TEXT SECTION
========================================

In the firing line was the long-time chairman of Stada’s supervisory board Martin Abend, who many shareholders believe is too close to the company’s management board. His members would normally have been expected to nod through a lavish remuneration package for Stada directors. But Winfried Mathes, of the investment house Deka, had had enough.
The evidence shows that the more rules and regulations are created, the less decisive supervisory boards become.
Calling time on Mr. Abend’s tenure, he declared: “Mr. Abend, 13 years is quite enough.” By the end of the meeting, Mr. Abend had been voted out of office and was replaced by the banker Ferdinand Oetker.
Over the summer there were equally ugly scenes at Deutsche Bank, which led to the departure of Georg Thoma, a member of the bank’s supervisory board. Mr. Thoma had been outspoken on how Germany’s largest bank should deal with past scandals and, after very publicly ending his friendship with Supervisory Board Chairman Paul Achleitner over the issue, was unceremoniously pushed out by the rest of the board.
Meanwhile at Volkswagen last week, the so-called Dieselgate scandal took another twist. It emerged that the automobile firm’s former chief Martin Winterkorn had informed former supervisory board chairman Ferdinand Piech about the company’s emissions cheating devices far earlier than previously thought.

========================================

DATA LINES
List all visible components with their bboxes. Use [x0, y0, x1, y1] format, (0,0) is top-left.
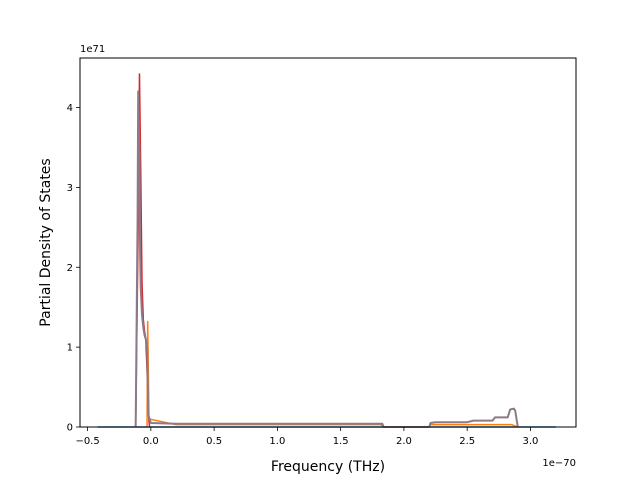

========================================

EXERCISE TASKS
a. Update the passage on German supervisory boards, giving everything from "In the firing" down to "banker Ferdinand Oetker." with "lavish" changed to "generous".
b. In the passage on German supervisory boards, who replaced Mr. Abend after he was voted out of office?
The listing has no connection to the passage on German supervisory boards.

WRITTEN RESPONSES
a.
In the firing line was the long-time chairman of Stada’s supervisory board Martin Abend, who many shareholders believe is too close to the company’s management board. His members would normally have been expected to nod through a generous remuneration package for Stada directors. But Winfried Mathes, of the investment house Deka, had had enough.
The evidence shows that the more rules and regulations are created, the less decisive supervisory boards become.
Calling time on Mr. Abend’s tenure, he declared: “Mr. Abend, 13 years is quite enough.” By the end of the meeting, Mr. Abend had been voted out of office and was replaced by the banker Ferdinand Oetker.

b. The banker Ferdinand Oetker.